==== Data supplied

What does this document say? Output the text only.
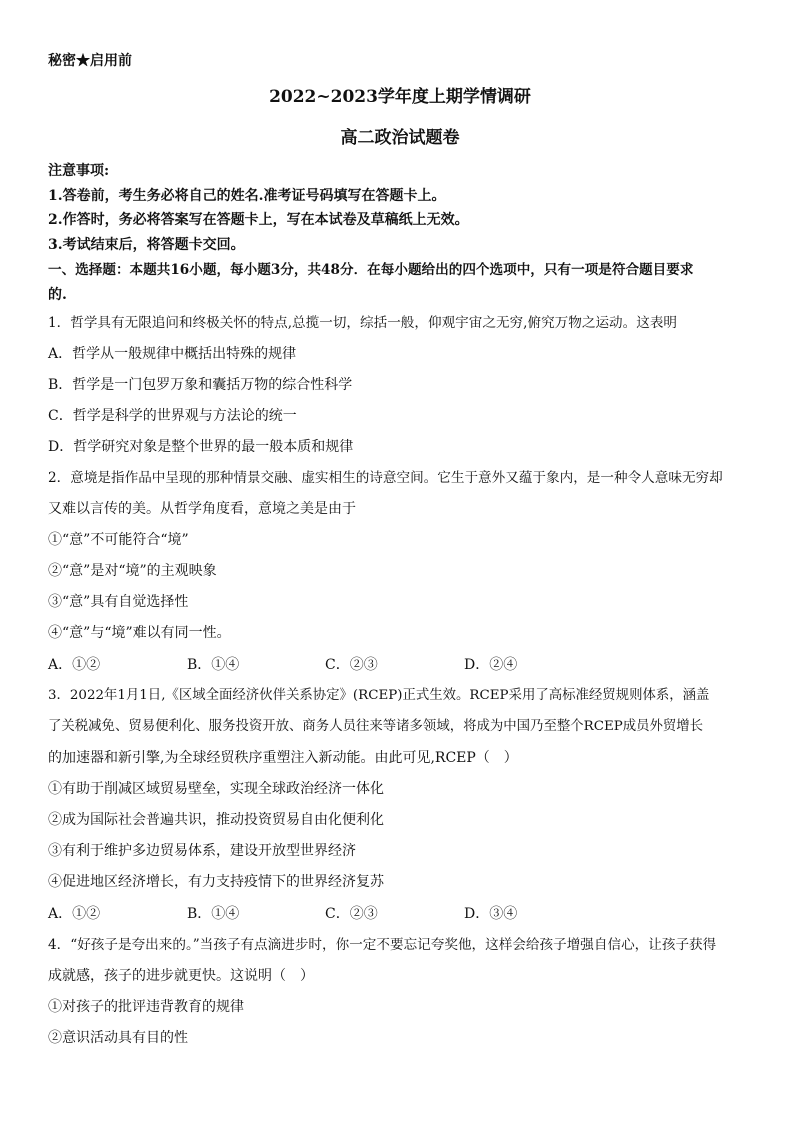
秘密★启用前
2022~2023学年度上期学情调研
高二政治试题卷
注意事项:
1.答卷前，考生务必将自己的姓名.准考证号码填写在答题卡上。
2.作答时，务必将答案写在答题卡上，写在本试卷及草稿纸上无效。
3.考试结束后，将答题卡交回。
一、选择题：本题共16小题，每小题3分，共48分．在每小题给出的四个选项中，只有一项是符合题目要求
的.
1．哲学具有无限追问和终极关怀的特点,总揽一切，综括一般，仰观宇宙之无穷,俯究万物之运动。这表明
A．哲学从一般规律中概括出特殊的规律
B．哲学是一门包罗万象和囊括万物的综合性科学
C．哲学是科学的世界观与方法论的统一
D．哲学研究对象是整个世界的最一般本质和规律
2．意境是指作品中呈现的那种情景交融、虚实相生的诗意空间。它生于意外又蕴于象内，是一种令人意味无穷却
又难以言传的美。从哲学角度看，意境之美是由于
①“意”不可能符合“境”
②“意”是对“境”的主观映象
③“意”具有自觉选择性
④“意”与“境”难以有同一性。
A．①②	B．①④	C．②③	D．②④
3．2022年1月1日,《区域全面经济伙伴关系协定》(RCEP)正式生效。RCEP采用了高标准经贸规则体系，涵盖
了关税减免、贸易便利化、服务投资开放、商务人员往来等诸多领域，将成为中国乃至整个RCEP成员外贸增长
的加速器和新引擎,为全球经贸秩序重塑注入新动能。由此可见,RCEP（　）
①有助于削减区域贸易壁垒，实现全球政治经济一体化
②成为国际社会普遍共识，推动投资贸易自由化便利化
③有利于维护多边贸易体系，建设开放型世界经济
④促进地区经济增长，有力支持疫情下的世界经济复苏
A．①②	B．①④	C．②③	D．③④
4．“好孩子是夸出来的。”当孩子有点滴进步时，你一定不要忘记夸奖他，这样会给孩子增强自信心，让孩子获得
成就感，孩子的进步就更快。这说明（　）
①对孩子的批评违背教育的规律
②意识活动具有目的性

========

## What the exercise asks
Images must not appear in the copy; reproduce everything else in the records verbatim.

## Answer to the task
What does this document say? Output the text only.
秘密★启用前
2022~2023学年度上期学情调研
高二政治试题卷
注意事项:
1.答卷前，考生务必将自己的姓名.准考证号码填写在答题卡上。
2.作答时，务必将答案写在答题卡上，写在本试卷及草稿纸上无效。
3.考试结束后，将答题卡交回。
一、选择题：本题共16小题，每小题3分，共48分．在每小题给出的四个选项中，只有一项是符合题目要求
的.
1．哲学具有无限追问和终极关怀的特点,总揽一切，综括一般，仰观宇宙之无穷,俯究万物之运动。这表明
A．哲学从一般规律中概括出特殊的规律
B．哲学是一门包罗万象和囊括万物的综合性科学
C．哲学是科学的世界观与方法论的统一
D．哲学研究对象是整个世界的最一般本质和规律
2．意境是指作品中呈现的那种情景交融、虚实相生的诗意空间。它生于意外又蕴于象内，是一种令人意味无穷却
又难以言传的美。从哲学角度看，意境之美是由于
①“意”不可能符合“境”
②“意”是对“境”的主观映象
③“意”具有自觉选择性
④“意”与“境”难以有同一性。
A．①②	B．①④	C．②③	D．②④
3．2022年1月1日,《区域全面经济伙伴关系协定》(RCEP)正式生效。RCEP采用了高标准经贸规则体系，涵盖
了关税减免、贸易便利化、服务投资开放、商务人员往来等诸多领域，将成为中国乃至整个RCEP成员外贸增长
的加速器和新引擎,为全球经贸秩序重塑注入新动能。由此可见,RCEP（　）
①有助于削减区域贸易壁垒，实现全球政治经济一体化
②成为国际社会普遍共识，推动投资贸易自由化便利化
③有利于维护多边贸易体系，建设开放型世界经济
④促进地区经济增长，有力支持疫情下的世界经济复苏
A．①②	B．①④	C．②③	D．③④
4．“好孩子是夸出来的。”当孩子有点滴进步时，你一定不要忘记夸奖他，这样会给孩子增强自信心，让孩子获得
成就感，孩子的进步就更快。这说明（　）
①对孩子的批评违背教育的规律
②意识活动具有目的性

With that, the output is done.